# What to do
Where a line below holds the string "accurately", copy that line.
————————
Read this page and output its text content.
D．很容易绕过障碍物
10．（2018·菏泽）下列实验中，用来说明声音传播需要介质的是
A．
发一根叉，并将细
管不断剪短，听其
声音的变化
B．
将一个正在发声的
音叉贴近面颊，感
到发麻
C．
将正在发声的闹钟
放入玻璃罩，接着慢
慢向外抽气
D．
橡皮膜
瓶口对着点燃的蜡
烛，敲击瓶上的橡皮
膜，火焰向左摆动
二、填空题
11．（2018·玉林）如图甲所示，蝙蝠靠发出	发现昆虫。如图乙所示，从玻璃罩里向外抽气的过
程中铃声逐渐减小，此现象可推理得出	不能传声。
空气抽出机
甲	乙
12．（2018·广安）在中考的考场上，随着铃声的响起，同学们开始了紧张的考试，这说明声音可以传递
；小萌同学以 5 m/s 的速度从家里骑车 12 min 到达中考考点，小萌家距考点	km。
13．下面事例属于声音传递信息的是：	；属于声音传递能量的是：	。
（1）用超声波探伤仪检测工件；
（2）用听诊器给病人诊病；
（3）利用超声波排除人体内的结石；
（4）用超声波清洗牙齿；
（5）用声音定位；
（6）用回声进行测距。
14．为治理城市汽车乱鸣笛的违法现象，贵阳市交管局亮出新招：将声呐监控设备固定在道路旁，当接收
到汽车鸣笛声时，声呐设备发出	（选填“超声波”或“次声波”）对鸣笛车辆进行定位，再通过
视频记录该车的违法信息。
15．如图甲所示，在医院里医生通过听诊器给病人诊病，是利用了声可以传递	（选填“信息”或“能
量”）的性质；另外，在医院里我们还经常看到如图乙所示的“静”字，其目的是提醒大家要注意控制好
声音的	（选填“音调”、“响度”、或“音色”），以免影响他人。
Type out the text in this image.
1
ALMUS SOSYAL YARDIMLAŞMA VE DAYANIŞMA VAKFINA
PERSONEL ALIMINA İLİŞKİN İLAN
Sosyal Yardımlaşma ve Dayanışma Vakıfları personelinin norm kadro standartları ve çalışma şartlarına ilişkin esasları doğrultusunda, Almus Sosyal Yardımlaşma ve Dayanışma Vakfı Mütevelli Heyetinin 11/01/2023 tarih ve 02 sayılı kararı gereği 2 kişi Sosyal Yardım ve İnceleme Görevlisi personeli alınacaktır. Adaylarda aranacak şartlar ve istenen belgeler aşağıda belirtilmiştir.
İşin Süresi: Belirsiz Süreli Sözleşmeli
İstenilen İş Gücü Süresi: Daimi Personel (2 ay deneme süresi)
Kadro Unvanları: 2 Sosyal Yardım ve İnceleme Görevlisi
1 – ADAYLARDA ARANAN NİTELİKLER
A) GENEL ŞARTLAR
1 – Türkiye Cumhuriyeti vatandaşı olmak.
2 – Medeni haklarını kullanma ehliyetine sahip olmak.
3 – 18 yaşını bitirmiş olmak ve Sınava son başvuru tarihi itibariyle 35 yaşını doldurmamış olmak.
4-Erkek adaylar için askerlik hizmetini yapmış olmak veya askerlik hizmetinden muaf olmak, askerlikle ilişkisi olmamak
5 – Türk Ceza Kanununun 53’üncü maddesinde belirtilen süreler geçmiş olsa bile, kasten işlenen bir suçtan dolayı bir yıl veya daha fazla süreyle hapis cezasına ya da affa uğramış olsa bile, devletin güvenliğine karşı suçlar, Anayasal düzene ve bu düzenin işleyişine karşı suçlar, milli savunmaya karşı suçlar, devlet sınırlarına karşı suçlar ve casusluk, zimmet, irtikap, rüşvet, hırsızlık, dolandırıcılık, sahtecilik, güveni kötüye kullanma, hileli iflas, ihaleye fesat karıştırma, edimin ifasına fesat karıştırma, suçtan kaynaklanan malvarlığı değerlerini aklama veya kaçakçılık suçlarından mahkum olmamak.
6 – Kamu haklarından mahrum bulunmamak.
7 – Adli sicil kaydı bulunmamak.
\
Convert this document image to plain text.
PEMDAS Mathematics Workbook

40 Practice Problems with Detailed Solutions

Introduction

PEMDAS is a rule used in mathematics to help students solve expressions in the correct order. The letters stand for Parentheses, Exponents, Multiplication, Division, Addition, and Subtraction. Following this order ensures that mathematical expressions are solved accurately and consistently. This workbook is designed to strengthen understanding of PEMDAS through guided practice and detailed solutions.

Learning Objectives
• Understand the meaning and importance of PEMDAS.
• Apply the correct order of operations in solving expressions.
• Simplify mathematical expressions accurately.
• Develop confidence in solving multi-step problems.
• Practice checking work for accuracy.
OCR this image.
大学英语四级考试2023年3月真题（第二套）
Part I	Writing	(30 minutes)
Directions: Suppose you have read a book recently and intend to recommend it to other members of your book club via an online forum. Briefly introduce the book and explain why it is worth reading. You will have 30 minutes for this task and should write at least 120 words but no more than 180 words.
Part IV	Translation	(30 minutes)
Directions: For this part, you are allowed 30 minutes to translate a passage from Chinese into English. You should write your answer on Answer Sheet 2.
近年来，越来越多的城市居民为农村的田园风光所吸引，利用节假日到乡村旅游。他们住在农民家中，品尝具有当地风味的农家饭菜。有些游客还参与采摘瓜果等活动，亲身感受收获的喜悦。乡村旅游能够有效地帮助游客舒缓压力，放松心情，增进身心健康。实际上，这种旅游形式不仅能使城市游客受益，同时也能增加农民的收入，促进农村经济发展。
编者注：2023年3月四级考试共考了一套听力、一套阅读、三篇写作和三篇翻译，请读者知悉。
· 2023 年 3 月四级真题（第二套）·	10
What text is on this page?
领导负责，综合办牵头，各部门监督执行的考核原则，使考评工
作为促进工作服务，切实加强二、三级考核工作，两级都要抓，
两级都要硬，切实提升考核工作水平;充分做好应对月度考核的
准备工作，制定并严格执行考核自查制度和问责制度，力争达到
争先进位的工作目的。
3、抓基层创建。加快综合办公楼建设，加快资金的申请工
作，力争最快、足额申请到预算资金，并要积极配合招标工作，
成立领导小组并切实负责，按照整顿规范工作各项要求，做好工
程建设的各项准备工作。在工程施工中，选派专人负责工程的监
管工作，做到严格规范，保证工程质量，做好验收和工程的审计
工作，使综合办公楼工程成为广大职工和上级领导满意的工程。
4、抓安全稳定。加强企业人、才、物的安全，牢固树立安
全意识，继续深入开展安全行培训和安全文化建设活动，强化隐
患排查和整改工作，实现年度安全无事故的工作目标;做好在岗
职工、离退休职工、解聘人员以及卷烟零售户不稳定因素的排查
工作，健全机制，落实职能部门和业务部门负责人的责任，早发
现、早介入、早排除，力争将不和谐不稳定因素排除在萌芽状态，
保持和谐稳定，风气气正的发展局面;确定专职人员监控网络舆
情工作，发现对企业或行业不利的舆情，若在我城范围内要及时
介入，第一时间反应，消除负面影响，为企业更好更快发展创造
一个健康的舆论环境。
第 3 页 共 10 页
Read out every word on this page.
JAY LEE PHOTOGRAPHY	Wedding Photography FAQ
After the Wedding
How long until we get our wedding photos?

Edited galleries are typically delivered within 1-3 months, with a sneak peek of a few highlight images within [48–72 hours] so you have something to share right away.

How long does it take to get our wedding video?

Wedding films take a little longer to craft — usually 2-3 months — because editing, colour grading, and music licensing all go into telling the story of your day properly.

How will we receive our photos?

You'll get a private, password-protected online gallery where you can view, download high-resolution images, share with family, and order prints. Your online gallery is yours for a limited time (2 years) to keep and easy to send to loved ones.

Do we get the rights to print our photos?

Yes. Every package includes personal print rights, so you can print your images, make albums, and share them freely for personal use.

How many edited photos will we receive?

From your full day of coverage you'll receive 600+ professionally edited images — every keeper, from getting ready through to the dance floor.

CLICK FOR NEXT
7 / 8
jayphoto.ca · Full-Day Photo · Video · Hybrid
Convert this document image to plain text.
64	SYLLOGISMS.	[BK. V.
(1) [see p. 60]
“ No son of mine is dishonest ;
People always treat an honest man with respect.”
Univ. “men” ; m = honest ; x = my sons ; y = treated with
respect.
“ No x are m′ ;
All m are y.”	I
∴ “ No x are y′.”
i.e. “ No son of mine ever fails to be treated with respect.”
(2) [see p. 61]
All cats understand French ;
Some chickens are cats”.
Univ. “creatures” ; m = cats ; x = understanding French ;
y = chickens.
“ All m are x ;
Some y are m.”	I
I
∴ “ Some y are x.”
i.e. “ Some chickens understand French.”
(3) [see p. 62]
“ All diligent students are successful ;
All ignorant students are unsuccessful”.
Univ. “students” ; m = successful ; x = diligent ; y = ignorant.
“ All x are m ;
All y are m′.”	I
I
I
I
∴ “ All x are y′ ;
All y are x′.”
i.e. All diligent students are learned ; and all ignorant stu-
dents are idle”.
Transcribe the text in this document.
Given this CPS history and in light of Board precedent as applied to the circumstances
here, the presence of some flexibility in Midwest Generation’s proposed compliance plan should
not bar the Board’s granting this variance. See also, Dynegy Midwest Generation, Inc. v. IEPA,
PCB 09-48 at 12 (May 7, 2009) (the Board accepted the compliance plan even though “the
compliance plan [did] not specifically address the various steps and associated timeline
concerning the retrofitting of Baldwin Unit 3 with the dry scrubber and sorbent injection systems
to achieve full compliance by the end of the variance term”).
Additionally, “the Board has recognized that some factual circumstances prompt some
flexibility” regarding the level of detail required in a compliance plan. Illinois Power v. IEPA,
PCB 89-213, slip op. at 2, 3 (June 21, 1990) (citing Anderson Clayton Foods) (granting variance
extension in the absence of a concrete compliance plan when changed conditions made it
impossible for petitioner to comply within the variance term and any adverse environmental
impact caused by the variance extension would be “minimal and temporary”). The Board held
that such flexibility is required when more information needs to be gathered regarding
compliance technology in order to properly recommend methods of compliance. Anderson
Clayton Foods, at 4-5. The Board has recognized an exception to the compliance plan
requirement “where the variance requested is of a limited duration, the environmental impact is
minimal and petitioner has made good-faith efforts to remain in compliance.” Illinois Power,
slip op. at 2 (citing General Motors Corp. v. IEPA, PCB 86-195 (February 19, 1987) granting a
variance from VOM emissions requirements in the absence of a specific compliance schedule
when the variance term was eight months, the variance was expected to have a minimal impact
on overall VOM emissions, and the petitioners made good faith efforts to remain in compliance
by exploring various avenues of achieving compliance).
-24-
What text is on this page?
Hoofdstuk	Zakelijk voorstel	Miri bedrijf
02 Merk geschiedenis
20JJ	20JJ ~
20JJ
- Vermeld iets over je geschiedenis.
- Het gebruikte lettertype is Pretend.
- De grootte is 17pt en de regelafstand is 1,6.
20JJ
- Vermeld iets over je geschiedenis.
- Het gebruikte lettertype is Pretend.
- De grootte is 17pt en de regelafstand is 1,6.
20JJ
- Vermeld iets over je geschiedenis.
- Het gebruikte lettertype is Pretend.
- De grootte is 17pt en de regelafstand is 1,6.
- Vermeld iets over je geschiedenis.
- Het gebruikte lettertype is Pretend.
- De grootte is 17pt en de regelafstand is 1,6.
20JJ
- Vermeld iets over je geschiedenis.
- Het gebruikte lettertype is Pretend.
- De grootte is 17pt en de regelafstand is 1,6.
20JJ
————————
# Result
PEMDAS is a rule used in mathematics to help students solve expressions in the correct order. The letters stand for Parentheses, Exponents, Multiplication, Division, Addition, and Subtraction. Following this order ensures that mathematical expressions are solved accurately and consistently. This workbook is designed to strengthen understanding of PEMDAS through guided practice and detailed solutions.
• Simplify mathematical expressions accurately.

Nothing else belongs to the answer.